Records from a dataset:
[Start]

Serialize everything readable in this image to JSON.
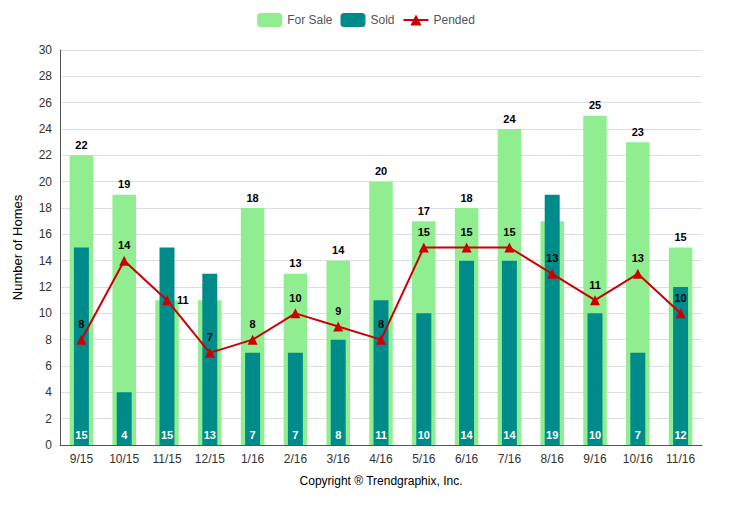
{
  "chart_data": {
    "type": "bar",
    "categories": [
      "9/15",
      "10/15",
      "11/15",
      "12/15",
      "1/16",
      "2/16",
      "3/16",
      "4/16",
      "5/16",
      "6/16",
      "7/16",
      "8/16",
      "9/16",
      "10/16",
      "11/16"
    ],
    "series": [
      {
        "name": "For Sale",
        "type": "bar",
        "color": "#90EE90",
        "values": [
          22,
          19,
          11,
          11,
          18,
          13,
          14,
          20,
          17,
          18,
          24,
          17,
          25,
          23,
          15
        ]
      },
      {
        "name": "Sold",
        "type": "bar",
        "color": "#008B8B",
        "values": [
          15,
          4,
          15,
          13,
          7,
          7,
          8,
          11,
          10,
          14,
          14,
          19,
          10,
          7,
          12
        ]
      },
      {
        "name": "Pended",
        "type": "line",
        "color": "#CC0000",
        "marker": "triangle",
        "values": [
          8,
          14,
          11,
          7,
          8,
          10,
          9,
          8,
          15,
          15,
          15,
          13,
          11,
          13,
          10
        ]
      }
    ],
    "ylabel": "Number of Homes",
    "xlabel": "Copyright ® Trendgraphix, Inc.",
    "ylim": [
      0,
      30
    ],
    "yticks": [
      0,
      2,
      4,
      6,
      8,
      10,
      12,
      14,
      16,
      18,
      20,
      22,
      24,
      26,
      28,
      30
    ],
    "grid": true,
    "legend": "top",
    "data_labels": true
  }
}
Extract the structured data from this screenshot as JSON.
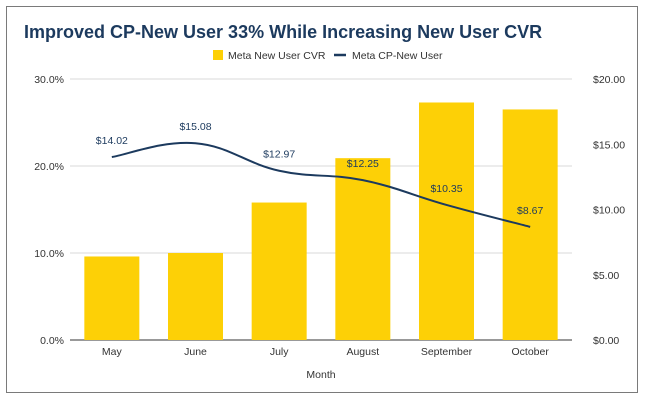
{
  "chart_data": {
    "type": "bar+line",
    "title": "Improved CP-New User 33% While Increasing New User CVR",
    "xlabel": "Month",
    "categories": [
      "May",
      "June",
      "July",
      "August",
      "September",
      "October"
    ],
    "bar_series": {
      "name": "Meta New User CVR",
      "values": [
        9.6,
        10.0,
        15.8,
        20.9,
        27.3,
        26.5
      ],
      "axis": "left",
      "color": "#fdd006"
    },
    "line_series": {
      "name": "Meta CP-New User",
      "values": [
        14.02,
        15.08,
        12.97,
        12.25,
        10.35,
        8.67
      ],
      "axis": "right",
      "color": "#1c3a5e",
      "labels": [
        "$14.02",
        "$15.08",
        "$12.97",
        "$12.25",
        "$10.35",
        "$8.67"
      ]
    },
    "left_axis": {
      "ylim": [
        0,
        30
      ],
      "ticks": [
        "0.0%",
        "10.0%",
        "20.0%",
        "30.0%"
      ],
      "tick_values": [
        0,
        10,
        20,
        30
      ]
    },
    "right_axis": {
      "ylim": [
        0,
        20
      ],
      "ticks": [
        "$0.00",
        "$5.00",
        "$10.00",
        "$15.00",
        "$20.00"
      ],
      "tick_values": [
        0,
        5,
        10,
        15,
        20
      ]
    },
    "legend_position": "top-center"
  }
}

[End]

Transcribe the records verbatim and omit the images.

Serialize everything readable in this image to JSON.
{
  "chart_data": {
    "type": "bar",
    "categories": [
      "9/15",
      "10/15",
      "11/15",
      "12/15",
      "1/16",
      "2/16",
      "3/16",
      "4/16",
      "5/16",
      "6/16",
      "7/16",
      "8/16",
      "9/16",
      "10/16",
      "11/16"
    ],
    "series": [
      {
        "name": "For Sale",
        "type": "bar",
        "color": "#90EE90",
        "values": [
          22,
          19,
          11,
          11,
          18,
          13,
          14,
          20,
          17,
          18,
          24,
          17,
          25,
          23,
          15
        ]
      },
      {
        "name": "Sold",
        "type": "bar",
        "color": "#008B8B",
        "values": [
          15,
          4,
          15,
          13,
          7,
          7,
          8,
          11,
          10,
          14,
          14,
          19,
          10,
          7,
          12
        ]
      },
      {
        "name": "Pended",
        "type": "line",
        "color": "#CC0000",
        "marker": "triangle",
        "values": [
          8,
          14,
          11,
          7,
          8,
          10,
          9,
          8,
          15,
          15,
          15,
          13,
          11,
          13,
          10
        ]
      }
    ],
    "ylabel": "Number of Homes",
    "xlabel": "Copyright ® Trendgraphix, Inc.",
    "ylim": [
      0,
      30
    ],
    "yticks": [
      0,
      2,
      4,
      6,
      8,
      10,
      12,
      14,
      16,
      18,
      20,
      22,
      24,
      26,
      28,
      30
    ],
    "grid": true,
    "legend": "top",
    "data_labels": true
  }
}
Extract the structured data from this screenshot as JSON.
{
  "chart_data": {
    "type": "bar+line",
    "title": "Improved CP-New User 33% While Increasing New User CVR",
    "xlabel": "Month",
    "categories": [
      "May",
      "June",
      "July",
      "August",
      "September",
      "October"
    ],
    "bar_series": {
      "name": "Meta New User CVR",
      "values": [
        9.6,
        10.0,
        15.8,
        20.9,
        27.3,
        26.5
      ],
      "axis": "left",
      "color": "#fdd006"
    },
    "line_series": {
      "name": "Meta CP-New User",
      "values": [
        14.02,
        15.08,
        12.97,
        12.25,
        10.35,
        8.67
      ],
      "axis": "right",
      "color": "#1c3a5e",
      "labels": [
        "$14.02",
        "$15.08",
        "$12.97",
        "$12.25",
        "$10.35",
        "$8.67"
      ]
    },
    "left_axis": {
      "ylim": [
        0,
        30
      ],
      "ticks": [
        "0.0%",
        "10.0%",
        "20.0%",
        "30.0%"
      ],
      "tick_values": [
        0,
        10,
        20,
        30
      ]
    },
    "right_axis": {
      "ylim": [
        0,
        20
      ],
      "ticks": [
        "$0.00",
        "$5.00",
        "$10.00",
        "$15.00",
        "$20.00"
      ],
      "tick_values": [
        0,
        5,
        10,
        15,
        20
      ]
    },
    "legend_position": "top-center"
  }
}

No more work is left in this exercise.